**Prompt**
Select all lines holding the word "activity" from the entries that follow.

---------- Entries ----------

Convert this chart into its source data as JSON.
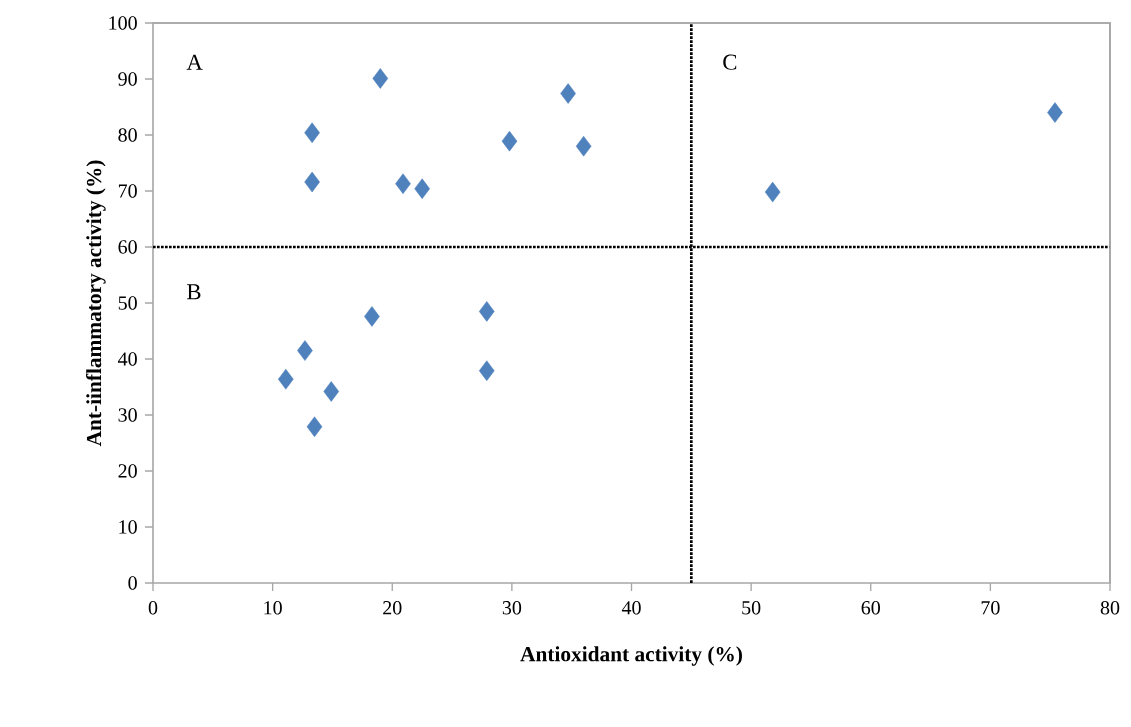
{
  "chart_data": {
    "type": "scatter",
    "xlabel": "Antioxidant activity (%)",
    "ylabel": "Ant-iinflammatory activity (%)",
    "x": [
      19.0,
      13.3,
      13.3,
      20.9,
      22.5,
      29.8,
      34.7,
      36.0,
      18.3,
      27.9,
      12.7,
      11.1,
      14.9,
      27.9,
      13.5,
      51.8,
      75.4
    ],
    "values": [
      90.1,
      80.4,
      71.6,
      71.3,
      70.4,
      78.9,
      87.4,
      78.0,
      47.6,
      48.5,
      41.5,
      36.4,
      34.2,
      37.9,
      27.9,
      69.8,
      84.0
    ],
    "color": "#4f81bd",
    "marker": "diamond",
    "xlim": [
      0,
      80
    ],
    "ylim": [
      0,
      100
    ],
    "xticks": [
      0,
      10,
      20,
      30,
      40,
      50,
      60,
      70,
      80
    ],
    "yticks": [
      0,
      10,
      20,
      30,
      40,
      50,
      60,
      70,
      80,
      90,
      100
    ],
    "ref_lines": [
      {
        "axis": "y",
        "value": 60,
        "color": "#000000",
        "line_style": "dotted"
      },
      {
        "axis": "x",
        "value": 45,
        "color": "#000000",
        "line_style": "dotted"
      }
    ],
    "annotations": [
      "A",
      "B",
      "C"
    ]
  }
}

----------

**Response to this task**
    "xlabel": "Antioxidant activity (%)",
    "ylabel": "Ant-iinflammatory activity (%)",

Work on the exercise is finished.